● **Passage to read**
* Start *

See also State ex rel. George v. Bray, 130 N.C. App. 552, 557, 503 S.E.2d 686, 690 (1998) (list in statute is exclusive). Defendant's arguments regarding a lack of personal jurisdiction for the 18 December 1991 order increasing his child support to $176.00 a month do not establish a lack of personal jurisdiction by the South Carolina court for its 13 December 1999 order. See Grimsley v. Nelson, 342 N.C. 542, 545, 467 S.E.2d 92, 94 (1996)(personal jurisdiction obtained by voluntary appearance before court). Defendant initiated the 13 December 1999 proceedings in South Carolina to determine his remaining child support obligation, and thus, that court's reliance on the 18 December 1991 order in determining the amount of arrears, even if invalid, does not deprive the South Carolina court of jurisdiction over defendant forthe 13 December 1999 order. Once South Carolina established valid jurisdiction to enter the order, its jurisdiction became continuing and exclusive, and the courts of this state have no authority to modify it. N.C. Gen. Stat. § 52C-2-205(d) (2001). Since defendant fails to allege any errors constituting mistake, excusable neglect, or gross injustice sufficient to warrant relief pursuant to Rule 60(b), the district court's order denying defendant's motion for relief was not an abuse of discretion and is affirmed.

* End *

● **Exercise details**
Name the kinds of error that, according to the passage on child support jurisdiction, could warrant relief under Rule 60(b).

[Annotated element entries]
* Start *

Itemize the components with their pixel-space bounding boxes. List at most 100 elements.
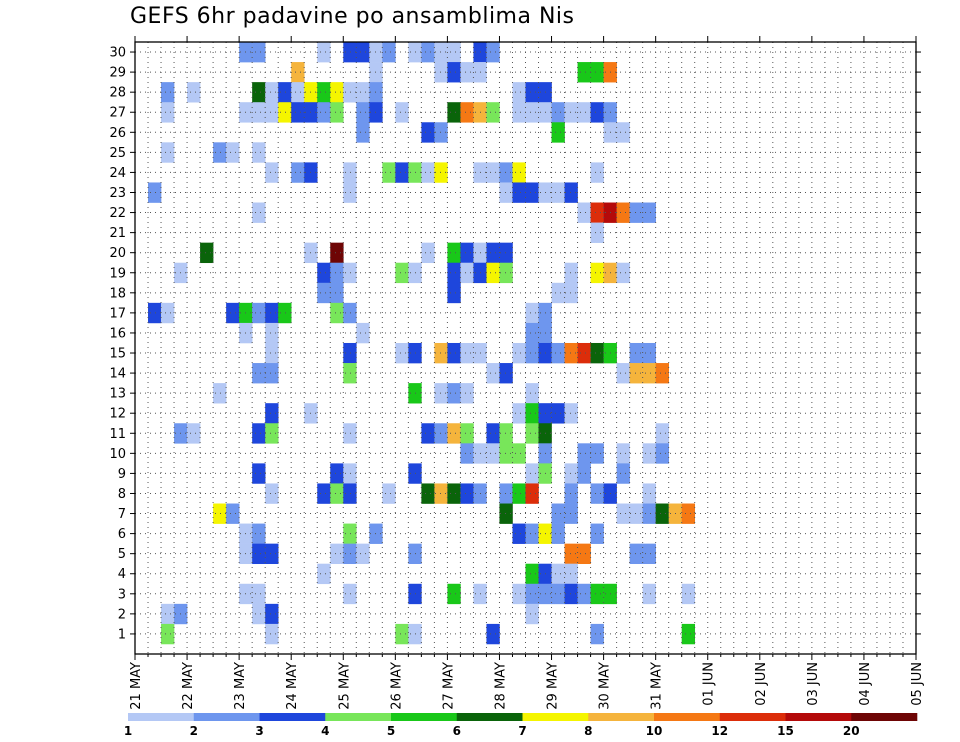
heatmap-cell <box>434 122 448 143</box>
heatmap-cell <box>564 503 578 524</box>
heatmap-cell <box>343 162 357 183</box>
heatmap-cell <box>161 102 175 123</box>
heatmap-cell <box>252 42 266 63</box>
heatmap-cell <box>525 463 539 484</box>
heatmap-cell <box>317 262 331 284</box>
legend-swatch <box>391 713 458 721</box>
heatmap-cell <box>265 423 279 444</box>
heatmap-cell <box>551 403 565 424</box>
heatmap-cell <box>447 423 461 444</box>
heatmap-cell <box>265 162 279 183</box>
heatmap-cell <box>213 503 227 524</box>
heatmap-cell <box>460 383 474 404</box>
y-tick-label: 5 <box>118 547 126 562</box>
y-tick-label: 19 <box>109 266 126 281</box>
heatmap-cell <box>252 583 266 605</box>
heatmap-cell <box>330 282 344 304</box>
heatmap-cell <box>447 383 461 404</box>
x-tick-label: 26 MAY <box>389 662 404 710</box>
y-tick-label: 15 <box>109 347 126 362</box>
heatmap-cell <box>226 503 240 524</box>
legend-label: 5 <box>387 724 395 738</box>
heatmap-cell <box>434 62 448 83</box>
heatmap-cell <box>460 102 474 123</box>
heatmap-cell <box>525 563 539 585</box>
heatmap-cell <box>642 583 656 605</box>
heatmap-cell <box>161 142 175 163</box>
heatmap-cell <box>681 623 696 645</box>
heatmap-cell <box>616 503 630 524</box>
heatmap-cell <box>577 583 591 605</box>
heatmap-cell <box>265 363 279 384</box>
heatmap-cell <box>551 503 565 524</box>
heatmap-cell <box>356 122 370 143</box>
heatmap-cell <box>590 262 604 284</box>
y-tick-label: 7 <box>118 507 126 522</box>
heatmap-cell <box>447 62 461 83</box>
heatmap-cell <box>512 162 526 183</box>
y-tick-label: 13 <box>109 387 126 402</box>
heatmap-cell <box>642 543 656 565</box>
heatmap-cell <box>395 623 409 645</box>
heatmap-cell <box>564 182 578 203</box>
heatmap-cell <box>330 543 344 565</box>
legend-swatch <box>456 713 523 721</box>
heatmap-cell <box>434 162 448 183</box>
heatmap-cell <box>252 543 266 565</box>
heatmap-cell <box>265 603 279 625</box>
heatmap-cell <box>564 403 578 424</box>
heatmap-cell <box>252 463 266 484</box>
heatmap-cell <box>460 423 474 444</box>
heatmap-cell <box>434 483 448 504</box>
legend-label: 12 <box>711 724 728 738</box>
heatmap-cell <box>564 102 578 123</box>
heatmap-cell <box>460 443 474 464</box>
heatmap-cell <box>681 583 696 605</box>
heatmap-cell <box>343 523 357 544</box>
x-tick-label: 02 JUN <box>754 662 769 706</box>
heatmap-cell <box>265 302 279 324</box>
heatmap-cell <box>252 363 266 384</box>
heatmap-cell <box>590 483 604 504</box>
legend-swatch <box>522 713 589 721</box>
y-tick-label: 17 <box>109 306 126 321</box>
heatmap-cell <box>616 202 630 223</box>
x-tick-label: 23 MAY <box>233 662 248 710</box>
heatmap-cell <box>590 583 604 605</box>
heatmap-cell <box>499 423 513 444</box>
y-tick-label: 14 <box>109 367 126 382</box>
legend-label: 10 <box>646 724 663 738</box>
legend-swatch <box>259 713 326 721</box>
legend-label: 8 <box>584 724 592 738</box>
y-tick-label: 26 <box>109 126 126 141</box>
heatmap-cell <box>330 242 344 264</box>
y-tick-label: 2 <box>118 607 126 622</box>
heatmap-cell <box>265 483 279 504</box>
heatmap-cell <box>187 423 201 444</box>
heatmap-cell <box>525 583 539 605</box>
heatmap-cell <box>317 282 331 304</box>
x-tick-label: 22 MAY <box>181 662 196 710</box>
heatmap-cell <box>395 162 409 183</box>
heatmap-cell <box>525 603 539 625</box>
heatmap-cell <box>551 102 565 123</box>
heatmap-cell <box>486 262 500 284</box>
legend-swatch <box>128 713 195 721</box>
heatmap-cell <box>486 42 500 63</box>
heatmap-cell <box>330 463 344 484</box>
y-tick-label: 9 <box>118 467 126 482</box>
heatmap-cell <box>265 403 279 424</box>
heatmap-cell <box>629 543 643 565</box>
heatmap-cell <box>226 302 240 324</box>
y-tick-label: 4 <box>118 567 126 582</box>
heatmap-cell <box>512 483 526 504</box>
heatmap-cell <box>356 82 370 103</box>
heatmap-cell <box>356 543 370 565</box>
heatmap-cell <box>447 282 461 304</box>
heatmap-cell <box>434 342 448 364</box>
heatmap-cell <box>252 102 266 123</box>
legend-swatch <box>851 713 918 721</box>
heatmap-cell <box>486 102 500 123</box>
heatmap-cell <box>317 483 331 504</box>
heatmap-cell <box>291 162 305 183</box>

* End *
* Start *

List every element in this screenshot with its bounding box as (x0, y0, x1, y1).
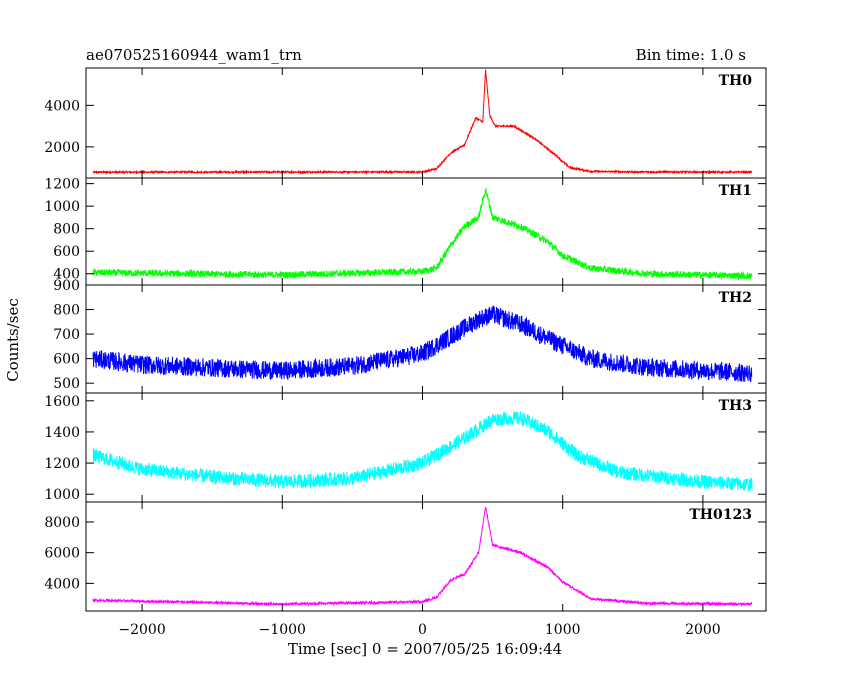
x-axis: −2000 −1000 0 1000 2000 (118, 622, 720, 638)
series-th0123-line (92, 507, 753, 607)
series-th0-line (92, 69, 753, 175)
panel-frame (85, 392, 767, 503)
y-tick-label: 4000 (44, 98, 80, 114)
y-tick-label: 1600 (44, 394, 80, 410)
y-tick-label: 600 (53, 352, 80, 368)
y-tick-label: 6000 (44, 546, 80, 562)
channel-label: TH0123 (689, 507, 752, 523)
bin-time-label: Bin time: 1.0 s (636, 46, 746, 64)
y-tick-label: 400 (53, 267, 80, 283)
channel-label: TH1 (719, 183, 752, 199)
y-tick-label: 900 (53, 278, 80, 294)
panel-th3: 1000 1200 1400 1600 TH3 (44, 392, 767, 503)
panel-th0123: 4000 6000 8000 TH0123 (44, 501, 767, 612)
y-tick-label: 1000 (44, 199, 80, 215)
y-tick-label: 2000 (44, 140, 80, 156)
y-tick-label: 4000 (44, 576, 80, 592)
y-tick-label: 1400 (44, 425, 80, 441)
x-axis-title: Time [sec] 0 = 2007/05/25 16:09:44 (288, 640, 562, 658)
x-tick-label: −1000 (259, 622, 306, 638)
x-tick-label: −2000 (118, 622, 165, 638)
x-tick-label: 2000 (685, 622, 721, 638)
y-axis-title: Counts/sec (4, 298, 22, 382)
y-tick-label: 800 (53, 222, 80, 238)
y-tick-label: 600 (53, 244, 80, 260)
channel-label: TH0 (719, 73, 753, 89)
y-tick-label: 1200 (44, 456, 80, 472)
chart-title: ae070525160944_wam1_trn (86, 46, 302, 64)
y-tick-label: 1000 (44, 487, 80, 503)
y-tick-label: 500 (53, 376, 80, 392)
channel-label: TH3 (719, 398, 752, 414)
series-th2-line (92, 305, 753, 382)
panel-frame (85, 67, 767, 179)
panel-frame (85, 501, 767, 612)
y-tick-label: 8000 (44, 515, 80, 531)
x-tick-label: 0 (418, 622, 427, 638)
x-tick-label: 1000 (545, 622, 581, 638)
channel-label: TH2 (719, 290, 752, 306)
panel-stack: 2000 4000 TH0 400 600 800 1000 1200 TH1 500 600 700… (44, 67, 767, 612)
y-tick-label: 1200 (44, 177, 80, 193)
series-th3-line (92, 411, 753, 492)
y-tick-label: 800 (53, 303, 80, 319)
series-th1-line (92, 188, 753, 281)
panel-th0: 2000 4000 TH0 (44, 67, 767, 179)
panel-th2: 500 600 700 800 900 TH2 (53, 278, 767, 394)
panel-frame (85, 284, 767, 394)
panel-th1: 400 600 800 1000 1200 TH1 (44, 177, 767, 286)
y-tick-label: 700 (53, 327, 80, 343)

* End *
* Start *

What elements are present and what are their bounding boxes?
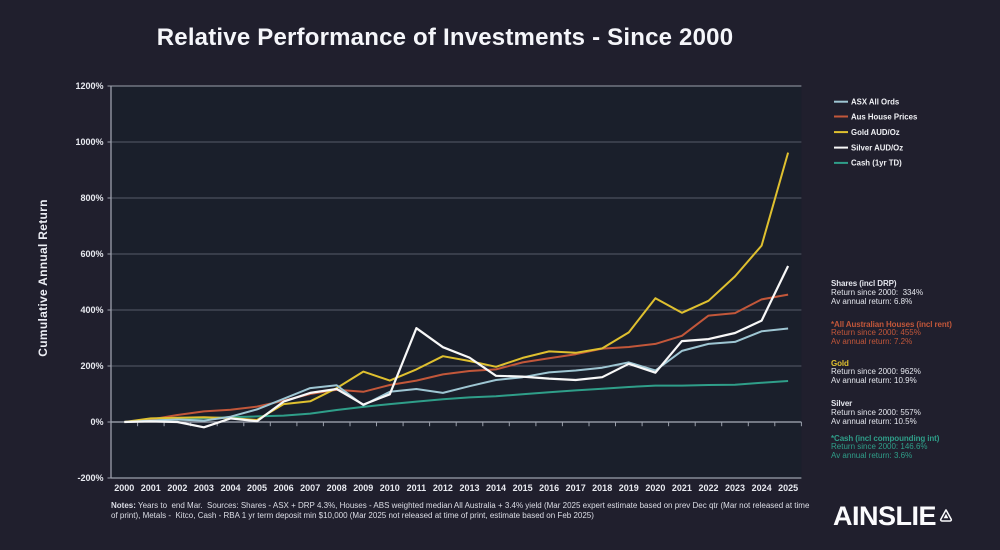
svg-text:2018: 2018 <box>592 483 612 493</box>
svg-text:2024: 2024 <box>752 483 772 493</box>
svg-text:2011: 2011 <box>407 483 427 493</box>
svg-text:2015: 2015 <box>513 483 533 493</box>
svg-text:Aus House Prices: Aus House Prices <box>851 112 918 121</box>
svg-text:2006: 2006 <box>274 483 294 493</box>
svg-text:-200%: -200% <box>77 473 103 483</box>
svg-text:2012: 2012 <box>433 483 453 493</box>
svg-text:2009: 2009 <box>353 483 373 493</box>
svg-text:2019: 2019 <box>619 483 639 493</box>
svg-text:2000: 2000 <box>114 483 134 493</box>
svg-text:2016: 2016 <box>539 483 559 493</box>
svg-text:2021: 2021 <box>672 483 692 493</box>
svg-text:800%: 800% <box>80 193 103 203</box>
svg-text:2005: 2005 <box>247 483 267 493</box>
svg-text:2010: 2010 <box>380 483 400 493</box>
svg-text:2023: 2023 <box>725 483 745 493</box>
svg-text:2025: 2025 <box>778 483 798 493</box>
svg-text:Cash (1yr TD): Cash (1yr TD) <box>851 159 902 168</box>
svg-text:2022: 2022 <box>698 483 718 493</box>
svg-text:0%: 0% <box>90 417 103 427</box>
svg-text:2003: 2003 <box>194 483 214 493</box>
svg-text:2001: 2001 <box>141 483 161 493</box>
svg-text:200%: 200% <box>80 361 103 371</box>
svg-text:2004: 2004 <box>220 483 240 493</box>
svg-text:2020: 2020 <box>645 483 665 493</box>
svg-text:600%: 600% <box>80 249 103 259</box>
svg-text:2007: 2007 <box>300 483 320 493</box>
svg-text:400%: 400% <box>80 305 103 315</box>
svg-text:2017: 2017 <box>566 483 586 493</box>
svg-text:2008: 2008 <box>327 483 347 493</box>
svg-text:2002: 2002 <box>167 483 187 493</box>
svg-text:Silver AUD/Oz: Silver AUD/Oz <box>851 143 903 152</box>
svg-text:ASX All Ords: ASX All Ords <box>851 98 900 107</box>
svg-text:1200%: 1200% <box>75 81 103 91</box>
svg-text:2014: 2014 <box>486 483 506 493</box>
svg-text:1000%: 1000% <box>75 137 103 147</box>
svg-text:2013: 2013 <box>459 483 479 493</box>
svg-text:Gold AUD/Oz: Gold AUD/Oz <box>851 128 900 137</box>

* End *

● **Answer for this exercise**
Mistake, excusable neglect, gross injustice